◆ Directions ◆
Return all the data, word for word.

### Record extracts ###

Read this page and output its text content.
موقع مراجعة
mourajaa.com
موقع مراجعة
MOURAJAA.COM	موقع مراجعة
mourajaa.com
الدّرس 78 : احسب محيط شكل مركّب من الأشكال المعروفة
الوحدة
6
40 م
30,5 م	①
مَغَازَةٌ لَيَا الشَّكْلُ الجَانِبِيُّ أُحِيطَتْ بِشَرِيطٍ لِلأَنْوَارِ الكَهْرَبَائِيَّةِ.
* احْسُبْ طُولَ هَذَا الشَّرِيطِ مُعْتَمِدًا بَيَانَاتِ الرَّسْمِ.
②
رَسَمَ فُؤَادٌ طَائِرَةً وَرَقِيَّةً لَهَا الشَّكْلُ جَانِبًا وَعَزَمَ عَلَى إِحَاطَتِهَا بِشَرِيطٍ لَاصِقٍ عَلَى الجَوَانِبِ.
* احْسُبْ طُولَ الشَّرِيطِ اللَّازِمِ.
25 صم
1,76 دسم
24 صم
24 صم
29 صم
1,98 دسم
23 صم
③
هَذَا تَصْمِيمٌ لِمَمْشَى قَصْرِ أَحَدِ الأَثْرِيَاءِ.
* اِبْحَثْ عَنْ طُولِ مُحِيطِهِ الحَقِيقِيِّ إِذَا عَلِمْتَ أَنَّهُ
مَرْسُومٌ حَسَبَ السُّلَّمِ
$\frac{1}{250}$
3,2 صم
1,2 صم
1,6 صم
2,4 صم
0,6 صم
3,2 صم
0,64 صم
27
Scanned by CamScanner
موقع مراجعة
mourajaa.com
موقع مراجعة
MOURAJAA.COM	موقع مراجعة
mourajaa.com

###

◆ Correct answer ◆
Read this page and output its text content.
موقع مراجعة
mourajaa.com
موقع مراجعة
MOURAJAA.COM	موقع مراجعة
mourajaa.com
الدّرس 78 : احسب محيط شكل مركّب من الأشكال المعروفة
الوحدة
6
40 م
30,5 م	①
مَغَازَةٌ لَيَا الشَّكْلُ الجَانِبِيُّ أُحِيطَتْ بِشَرِيطٍ لِلأَنْوَارِ الكَهْرَبَائِيَّةِ.
* احْسُبْ طُولَ هَذَا الشَّرِيطِ مُعْتَمِدًا بَيَانَاتِ الرَّسْمِ.
②
رَسَمَ فُؤَادٌ طَائِرَةً وَرَقِيَّةً لَهَا الشَّكْلُ جَانِبًا وَعَزَمَ عَلَى إِحَاطَتِهَا بِشَرِيطٍ لَاصِقٍ عَلَى الجَوَانِبِ.
* احْسُبْ طُولَ الشَّرِيطِ اللَّازِمِ.
25 صم
1,76 دسم
24 صم
24 صم
29 صم
1,98 دسم
23 صم
③
هَذَا تَصْمِيمٌ لِمَمْشَى قَصْرِ أَحَدِ الأَثْرِيَاءِ.
* اِبْحَثْ عَنْ طُولِ مُحِيطِهِ الحَقِيقِيِّ إِذَا عَلِمْتَ أَنَّهُ
مَرْسُومٌ حَسَبَ السُّلَّمِ
$\frac{1}{250}$
3,2 صم
1,2 صم
1,6 صم
2,4 صم
0,6 صم
3,2 صم
0,64 صم
27
Scanned by CamScanner
موقع مراجعة
mourajaa.com
موقع مراجعة
MOURAJAA.COM	موقع مراجعة
mourajaa.com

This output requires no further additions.